(Stored records)
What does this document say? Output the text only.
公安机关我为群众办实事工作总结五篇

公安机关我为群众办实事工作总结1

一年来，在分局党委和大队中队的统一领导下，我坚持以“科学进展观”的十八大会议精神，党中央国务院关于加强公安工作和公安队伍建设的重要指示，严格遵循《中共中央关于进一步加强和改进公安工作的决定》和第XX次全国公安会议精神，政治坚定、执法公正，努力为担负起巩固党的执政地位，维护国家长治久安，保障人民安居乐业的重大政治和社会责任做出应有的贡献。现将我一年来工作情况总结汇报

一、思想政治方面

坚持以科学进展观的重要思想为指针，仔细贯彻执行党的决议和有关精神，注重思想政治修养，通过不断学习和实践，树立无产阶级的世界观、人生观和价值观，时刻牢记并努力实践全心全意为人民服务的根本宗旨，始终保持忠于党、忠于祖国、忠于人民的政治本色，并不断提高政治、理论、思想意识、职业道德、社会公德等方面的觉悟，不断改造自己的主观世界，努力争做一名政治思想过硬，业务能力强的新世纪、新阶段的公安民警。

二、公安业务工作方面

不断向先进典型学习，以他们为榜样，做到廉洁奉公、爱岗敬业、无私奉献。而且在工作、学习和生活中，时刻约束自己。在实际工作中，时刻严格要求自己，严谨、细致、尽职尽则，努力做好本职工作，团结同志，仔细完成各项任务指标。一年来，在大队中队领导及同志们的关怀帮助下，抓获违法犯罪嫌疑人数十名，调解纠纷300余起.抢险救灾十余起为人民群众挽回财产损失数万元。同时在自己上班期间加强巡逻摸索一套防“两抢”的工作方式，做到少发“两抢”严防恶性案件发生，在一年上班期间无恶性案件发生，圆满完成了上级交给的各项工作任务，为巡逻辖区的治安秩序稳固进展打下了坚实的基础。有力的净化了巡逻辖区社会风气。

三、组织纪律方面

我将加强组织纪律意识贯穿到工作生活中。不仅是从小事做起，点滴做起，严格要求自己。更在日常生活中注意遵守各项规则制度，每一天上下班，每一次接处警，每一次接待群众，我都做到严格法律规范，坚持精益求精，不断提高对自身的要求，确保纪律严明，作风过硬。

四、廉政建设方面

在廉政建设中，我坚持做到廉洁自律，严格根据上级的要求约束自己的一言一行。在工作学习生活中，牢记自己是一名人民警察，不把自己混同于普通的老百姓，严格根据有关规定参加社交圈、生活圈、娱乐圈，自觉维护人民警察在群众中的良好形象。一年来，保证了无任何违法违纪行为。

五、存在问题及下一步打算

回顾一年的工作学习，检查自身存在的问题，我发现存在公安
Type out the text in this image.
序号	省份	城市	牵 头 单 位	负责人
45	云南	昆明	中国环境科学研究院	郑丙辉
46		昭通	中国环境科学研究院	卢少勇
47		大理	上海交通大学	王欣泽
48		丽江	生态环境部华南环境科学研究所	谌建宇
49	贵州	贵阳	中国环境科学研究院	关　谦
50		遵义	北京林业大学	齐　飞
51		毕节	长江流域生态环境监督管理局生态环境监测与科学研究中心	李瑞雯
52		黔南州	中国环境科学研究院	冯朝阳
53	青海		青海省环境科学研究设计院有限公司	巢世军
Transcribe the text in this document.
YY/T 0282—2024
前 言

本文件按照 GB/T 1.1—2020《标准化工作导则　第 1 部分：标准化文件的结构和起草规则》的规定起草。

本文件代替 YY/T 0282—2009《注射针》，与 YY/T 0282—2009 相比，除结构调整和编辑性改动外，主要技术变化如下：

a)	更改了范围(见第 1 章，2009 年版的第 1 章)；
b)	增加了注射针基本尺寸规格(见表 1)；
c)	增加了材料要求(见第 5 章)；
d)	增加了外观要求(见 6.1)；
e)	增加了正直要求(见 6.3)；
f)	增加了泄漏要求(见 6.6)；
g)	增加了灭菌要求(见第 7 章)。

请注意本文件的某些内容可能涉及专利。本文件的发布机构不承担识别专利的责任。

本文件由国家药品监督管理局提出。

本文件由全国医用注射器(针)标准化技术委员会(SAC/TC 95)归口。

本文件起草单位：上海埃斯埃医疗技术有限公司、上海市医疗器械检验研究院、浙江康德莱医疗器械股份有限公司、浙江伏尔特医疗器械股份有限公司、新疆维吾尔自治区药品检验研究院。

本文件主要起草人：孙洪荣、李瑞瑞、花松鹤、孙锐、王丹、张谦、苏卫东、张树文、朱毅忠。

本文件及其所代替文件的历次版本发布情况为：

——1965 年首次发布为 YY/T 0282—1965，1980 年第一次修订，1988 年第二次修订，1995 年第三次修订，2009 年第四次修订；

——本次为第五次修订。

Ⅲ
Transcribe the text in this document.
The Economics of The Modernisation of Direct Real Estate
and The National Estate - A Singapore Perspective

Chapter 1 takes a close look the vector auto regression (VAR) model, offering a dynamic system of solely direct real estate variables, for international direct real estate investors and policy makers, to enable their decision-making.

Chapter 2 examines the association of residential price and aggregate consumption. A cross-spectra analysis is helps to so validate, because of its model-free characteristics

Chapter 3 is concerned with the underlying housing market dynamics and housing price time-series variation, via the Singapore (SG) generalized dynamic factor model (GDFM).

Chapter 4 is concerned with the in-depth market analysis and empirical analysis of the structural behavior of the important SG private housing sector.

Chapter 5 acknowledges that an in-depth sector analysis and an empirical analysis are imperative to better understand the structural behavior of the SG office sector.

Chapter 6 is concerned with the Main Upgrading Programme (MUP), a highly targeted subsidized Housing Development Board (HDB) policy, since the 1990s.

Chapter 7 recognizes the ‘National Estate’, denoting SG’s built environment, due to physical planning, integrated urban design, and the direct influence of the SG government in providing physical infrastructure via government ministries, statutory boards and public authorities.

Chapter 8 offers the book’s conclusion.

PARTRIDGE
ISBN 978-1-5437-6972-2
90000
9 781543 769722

> _WORK INSTRUCTIONS_
Output the full listing without altering anything.

> _CORRECT ANSWER_
What does this document say? Output the text only.
公安机关我为群众办实事工作总结五篇

公安机关我为群众办实事工作总结1

一年来，在分局党委和大队中队的统一领导下，我坚持以“科学进展观”的十八大会议精神，党中央国务院关于加强公安工作和公安队伍建设的重要指示，严格遵循《中共中央关于进一步加强和改进公安工作的决定》和第XX次全国公安会议精神，政治坚定、执法公正，努力为担负起巩固党的执政地位，维护国家长治久安，保障人民安居乐业的重大政治和社会责任做出应有的贡献。现将我一年来工作情况总结汇报

一、思想政治方面

坚持以科学进展观的重要思想为指针，仔细贯彻执行党的决议和有关精神，注重思想政治修养，通过不断学习和实践，树立无产阶级的世界观、人生观和价值观，时刻牢记并努力实践全心全意为人民服务的根本宗旨，始终保持忠于党、忠于祖国、忠于人民的政治本色，并不断提高政治、理论、思想意识、职业道德、社会公德等方面的觉悟，不断改造自己的主观世界，努力争做一名政治思想过硬，业务能力强的新世纪、新阶段的公安民警。

二、公安业务工作方面

不断向先进典型学习，以他们为榜样，做到廉洁奉公、爱岗敬业、无私奉献。而且在工作、学习和生活中，时刻约束自己。在实际工作中，时刻严格要求自己，严谨、细致、尽职尽则，努力做好本职工作，团结同志，仔细完成各项任务指标。一年来，在大队中队领导及同志们的关怀帮助下，抓获违法犯罪嫌疑人数十名，调解纠纷300余起.抢险救灾十余起为人民群众挽回财产损失数万元。同时在自己上班期间加强巡逻摸索一套防“两抢”的工作方式，做到少发“两抢”严防恶性案件发生，在一年上班期间无恶性案件发生，圆满完成了上级交给的各项工作任务，为巡逻辖区的治安秩序稳固进展打下了坚实的基础。有力的净化了巡逻辖区社会风气。

三、组织纪律方面

我将加强组织纪律意识贯穿到工作生活中。不仅是从小事做起，点滴做起，严格要求自己。更在日常生活中注意遵守各项规则制度，每一天上下班，每一次接处警，每一次接待群众，我都做到严格法律规范，坚持精益求精，不断提高对自身的要求，确保纪律严明，作风过硬。

四、廉政建设方面

在廉政建设中，我坚持做到廉洁自律，严格根据上级的要求约束自己的一言一行。在工作学习生活中，牢记自己是一名人民警察，不把自己混同于普通的老百姓，严格根据有关规定参加社交圈、生活圈、娱乐圈，自觉维护人民警察在群众中的良好形象。一年来，保证了无任何违法违纪行为。

五、存在问题及下一步打算

回顾一年的工作学习，检查自身存在的问题，我发现存在公安
Type out the text in this image.
序号	省份	城市	牵 头 单 位	负责人
45	云南	昆明	中国环境科学研究院	郑丙辉
46		昭通	中国环境科学研究院	卢少勇
47		大理	上海交通大学	王欣泽
48		丽江	生态环境部华南环境科学研究所	谌建宇
49	贵州	贵阳	中国环境科学研究院	关　谦
50		遵义	北京林业大学	齐　飞
51		毕节	长江流域生态环境监督管理局生态环境监测与科学研究中心	李瑞雯
52		黔南州	中国环境科学研究院	冯朝阳
53	青海		青海省环境科学研究设计院有限公司	巢世军
Transcribe the text in this document.
YY/T 0282—2024
前 言

本文件按照 GB/T 1.1—2020《标准化工作导则　第 1 部分：标准化文件的结构和起草规则》的规定起草。

本文件代替 YY/T 0282—2009《注射针》，与 YY/T 0282—2009 相比，除结构调整和编辑性改动外，主要技术变化如下：

a)	更改了范围(见第 1 章，2009 年版的第 1 章)；
b)	增加了注射针基本尺寸规格(见表 1)；
c)	增加了材料要求(见第 5 章)；
d)	增加了外观要求(见 6.1)；
e)	增加了正直要求(见 6.3)；
f)	增加了泄漏要求(见 6.6)；
g)	增加了灭菌要求(见第 7 章)。

请注意本文件的某些内容可能涉及专利。本文件的发布机构不承担识别专利的责任。

本文件由国家药品监督管理局提出。

本文件由全国医用注射器(针)标准化技术委员会(SAC/TC 95)归口。

本文件起草单位：上海埃斯埃医疗技术有限公司、上海市医疗器械检验研究院、浙江康德莱医疗器械股份有限公司、浙江伏尔特医疗器械股份有限公司、新疆维吾尔自治区药品检验研究院。

本文件主要起草人：孙洪荣、李瑞瑞、花松鹤、孙锐、王丹、张谦、苏卫东、张树文、朱毅忠。

本文件及其所代替文件的历次版本发布情况为：

——1965 年首次发布为 YY/T 0282—1965，1980 年第一次修订，1988 年第二次修订，1995 年第三次修订，2009 年第四次修订；

——本次为第五次修订。

Ⅲ
Transcribe the text in this document.
The Economics of The Modernisation of Direct Real Estate
and The National Estate - A Singapore Perspective

Chapter 1 takes a close look the vector auto regression (VAR) model, offering a dynamic system of solely direct real estate variables, for international direct real estate investors and policy makers, to enable their decision-making.

Chapter 2 examines the association of residential price and aggregate consumption. A cross-spectra analysis is helps to so validate, because of its model-free characteristics

Chapter 3 is concerned with the underlying housing market dynamics and housing price time-series variation, via the Singapore (SG) generalized dynamic factor model (GDFM).

Chapter 4 is concerned with the in-depth market analysis and empirical analysis of the structural behavior of the important SG private housing sector.

Chapter 5 acknowledges that an in-depth sector analysis and an empirical analysis are imperative to better understand the structural behavior of the SG office sector.

Chapter 6 is concerned with the Main Upgrading Programme (MUP), a highly targeted subsidized Housing Development Board (HDB) policy, since the 1990s.

Chapter 7 recognizes the ‘National Estate’, denoting SG’s built environment, due to physical planning, integrated urban design, and the direct influence of the SG government in providing physical infrastructure via government ministries, statutory boards and public authorities.

Chapter 8 offers the book’s conclusion.

PARTRIDGE
ISBN 978-1-5437-6972-2
90000
9 781543 769722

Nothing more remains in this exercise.